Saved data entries

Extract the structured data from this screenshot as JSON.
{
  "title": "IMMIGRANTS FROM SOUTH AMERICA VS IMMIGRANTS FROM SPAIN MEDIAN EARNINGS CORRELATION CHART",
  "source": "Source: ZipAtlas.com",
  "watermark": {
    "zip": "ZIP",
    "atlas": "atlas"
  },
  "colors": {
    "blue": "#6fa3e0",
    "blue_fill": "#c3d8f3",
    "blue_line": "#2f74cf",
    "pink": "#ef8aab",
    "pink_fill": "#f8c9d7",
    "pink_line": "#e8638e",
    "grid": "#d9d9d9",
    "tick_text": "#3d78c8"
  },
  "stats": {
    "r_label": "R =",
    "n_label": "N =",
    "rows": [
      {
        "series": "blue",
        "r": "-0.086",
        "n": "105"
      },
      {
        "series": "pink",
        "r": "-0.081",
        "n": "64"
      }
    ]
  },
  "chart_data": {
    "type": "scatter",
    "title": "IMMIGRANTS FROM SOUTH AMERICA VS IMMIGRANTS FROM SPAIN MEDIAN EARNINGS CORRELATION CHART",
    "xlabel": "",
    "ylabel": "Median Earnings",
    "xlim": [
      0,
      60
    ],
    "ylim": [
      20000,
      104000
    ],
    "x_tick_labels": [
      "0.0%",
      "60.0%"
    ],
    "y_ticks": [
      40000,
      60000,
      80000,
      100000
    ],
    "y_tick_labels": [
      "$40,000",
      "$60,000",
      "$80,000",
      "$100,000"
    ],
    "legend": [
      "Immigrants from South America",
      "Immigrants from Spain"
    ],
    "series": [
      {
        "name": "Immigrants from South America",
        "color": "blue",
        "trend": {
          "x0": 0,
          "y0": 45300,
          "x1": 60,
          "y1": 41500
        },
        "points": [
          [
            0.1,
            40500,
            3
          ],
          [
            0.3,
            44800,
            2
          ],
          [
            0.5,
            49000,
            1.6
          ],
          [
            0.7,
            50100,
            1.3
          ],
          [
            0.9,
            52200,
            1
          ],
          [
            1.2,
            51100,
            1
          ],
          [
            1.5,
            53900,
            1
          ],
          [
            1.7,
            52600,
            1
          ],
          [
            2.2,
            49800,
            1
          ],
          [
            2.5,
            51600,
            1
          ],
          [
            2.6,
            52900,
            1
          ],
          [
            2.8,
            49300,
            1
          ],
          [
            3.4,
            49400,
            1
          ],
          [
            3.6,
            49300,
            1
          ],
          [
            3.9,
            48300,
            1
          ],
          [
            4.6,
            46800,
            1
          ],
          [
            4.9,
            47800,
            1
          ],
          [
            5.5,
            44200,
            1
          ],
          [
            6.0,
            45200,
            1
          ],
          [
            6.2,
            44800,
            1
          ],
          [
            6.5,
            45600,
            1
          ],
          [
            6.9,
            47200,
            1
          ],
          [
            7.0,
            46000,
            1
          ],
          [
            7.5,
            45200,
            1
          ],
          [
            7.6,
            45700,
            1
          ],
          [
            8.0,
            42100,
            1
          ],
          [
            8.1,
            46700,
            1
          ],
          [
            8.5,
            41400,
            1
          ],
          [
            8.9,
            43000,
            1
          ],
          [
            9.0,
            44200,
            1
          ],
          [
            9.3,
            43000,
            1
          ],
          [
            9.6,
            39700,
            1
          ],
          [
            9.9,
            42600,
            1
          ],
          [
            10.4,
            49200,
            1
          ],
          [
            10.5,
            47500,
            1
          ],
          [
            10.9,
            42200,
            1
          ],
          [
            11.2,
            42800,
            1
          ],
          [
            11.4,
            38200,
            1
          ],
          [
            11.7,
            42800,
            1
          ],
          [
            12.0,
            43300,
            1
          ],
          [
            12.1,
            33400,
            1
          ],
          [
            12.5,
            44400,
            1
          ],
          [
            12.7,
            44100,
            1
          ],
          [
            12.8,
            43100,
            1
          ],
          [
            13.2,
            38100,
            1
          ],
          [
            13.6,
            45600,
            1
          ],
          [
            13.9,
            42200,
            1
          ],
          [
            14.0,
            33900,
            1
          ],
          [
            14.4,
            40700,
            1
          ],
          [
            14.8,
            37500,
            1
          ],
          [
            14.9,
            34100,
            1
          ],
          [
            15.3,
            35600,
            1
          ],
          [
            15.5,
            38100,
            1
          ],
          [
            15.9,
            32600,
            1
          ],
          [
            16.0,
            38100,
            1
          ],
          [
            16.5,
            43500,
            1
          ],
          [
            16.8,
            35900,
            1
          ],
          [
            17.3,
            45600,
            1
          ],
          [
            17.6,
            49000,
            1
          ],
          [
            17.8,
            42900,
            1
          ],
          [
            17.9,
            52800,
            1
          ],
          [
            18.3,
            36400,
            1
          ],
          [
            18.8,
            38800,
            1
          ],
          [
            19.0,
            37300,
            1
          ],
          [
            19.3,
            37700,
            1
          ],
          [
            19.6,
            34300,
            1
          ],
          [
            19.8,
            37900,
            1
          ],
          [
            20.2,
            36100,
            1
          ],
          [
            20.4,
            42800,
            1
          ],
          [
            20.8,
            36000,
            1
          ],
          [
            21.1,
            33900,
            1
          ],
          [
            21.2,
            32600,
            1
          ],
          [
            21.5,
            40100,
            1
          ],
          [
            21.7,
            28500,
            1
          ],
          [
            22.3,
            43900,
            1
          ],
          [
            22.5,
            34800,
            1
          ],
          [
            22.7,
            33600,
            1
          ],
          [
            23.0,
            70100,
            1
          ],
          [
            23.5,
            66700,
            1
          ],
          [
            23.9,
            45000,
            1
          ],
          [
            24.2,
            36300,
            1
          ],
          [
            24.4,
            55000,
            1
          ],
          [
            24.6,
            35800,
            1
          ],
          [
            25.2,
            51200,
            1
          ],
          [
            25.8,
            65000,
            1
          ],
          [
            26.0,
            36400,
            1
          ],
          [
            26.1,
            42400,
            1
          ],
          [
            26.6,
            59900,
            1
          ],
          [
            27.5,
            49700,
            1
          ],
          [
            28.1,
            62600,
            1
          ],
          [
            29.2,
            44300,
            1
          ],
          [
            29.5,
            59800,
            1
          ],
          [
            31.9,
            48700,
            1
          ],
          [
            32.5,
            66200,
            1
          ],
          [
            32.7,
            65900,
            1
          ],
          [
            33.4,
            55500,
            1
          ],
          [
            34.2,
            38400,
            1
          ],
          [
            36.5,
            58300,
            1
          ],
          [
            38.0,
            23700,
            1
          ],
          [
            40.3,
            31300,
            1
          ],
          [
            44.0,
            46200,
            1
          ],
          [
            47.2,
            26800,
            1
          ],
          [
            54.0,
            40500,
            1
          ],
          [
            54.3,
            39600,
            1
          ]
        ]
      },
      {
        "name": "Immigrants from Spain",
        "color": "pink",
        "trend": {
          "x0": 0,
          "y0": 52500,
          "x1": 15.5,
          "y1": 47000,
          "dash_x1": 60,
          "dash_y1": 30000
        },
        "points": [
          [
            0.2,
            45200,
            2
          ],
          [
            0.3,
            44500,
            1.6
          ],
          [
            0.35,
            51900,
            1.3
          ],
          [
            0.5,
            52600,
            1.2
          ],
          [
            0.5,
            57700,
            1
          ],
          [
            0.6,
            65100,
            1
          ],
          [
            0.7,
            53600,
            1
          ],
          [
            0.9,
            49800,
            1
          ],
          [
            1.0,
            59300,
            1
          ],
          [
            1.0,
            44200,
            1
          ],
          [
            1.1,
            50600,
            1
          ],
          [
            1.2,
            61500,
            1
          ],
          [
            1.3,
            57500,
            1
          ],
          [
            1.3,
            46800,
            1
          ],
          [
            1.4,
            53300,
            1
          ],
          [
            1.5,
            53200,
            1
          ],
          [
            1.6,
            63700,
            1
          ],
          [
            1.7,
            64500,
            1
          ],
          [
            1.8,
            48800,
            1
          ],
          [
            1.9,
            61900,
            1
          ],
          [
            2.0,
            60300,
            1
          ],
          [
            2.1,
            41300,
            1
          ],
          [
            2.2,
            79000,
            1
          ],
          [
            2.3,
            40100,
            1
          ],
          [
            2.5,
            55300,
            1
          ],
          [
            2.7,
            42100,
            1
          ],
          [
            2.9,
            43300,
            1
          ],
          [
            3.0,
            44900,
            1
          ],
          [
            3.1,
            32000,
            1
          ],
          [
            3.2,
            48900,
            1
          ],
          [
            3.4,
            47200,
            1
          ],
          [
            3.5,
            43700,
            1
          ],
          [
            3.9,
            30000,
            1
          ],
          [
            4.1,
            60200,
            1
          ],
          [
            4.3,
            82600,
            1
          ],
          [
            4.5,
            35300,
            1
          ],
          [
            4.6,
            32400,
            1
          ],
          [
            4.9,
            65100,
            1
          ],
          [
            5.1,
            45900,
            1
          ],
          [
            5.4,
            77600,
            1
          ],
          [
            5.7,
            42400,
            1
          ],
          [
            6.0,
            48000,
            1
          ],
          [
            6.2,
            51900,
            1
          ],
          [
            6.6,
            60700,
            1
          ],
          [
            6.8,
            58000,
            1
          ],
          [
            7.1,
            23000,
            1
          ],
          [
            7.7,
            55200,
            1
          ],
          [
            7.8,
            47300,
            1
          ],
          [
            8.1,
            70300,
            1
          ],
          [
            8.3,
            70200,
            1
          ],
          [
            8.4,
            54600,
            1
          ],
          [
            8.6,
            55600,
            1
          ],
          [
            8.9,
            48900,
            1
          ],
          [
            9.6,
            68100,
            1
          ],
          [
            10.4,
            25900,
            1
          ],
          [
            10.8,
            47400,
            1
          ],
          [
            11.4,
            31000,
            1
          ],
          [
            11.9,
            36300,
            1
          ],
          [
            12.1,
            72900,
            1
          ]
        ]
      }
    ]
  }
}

--- Request ---
Using the listing above, return all lines where the word "CORRELATION" occurs.

--- Completed exercise ---
  "title": "IMMIGRANTS FROM SOUTH AMERICA VS IMMIGRANTS FROM SPAIN MEDIAN EARNINGS CORRELATION CHART",
    "title": "IMMIGRANTS FROM SOUTH AMERICA VS IMMIGRANTS FROM SPAIN MEDIAN EARNINGS CORRELATION CHART",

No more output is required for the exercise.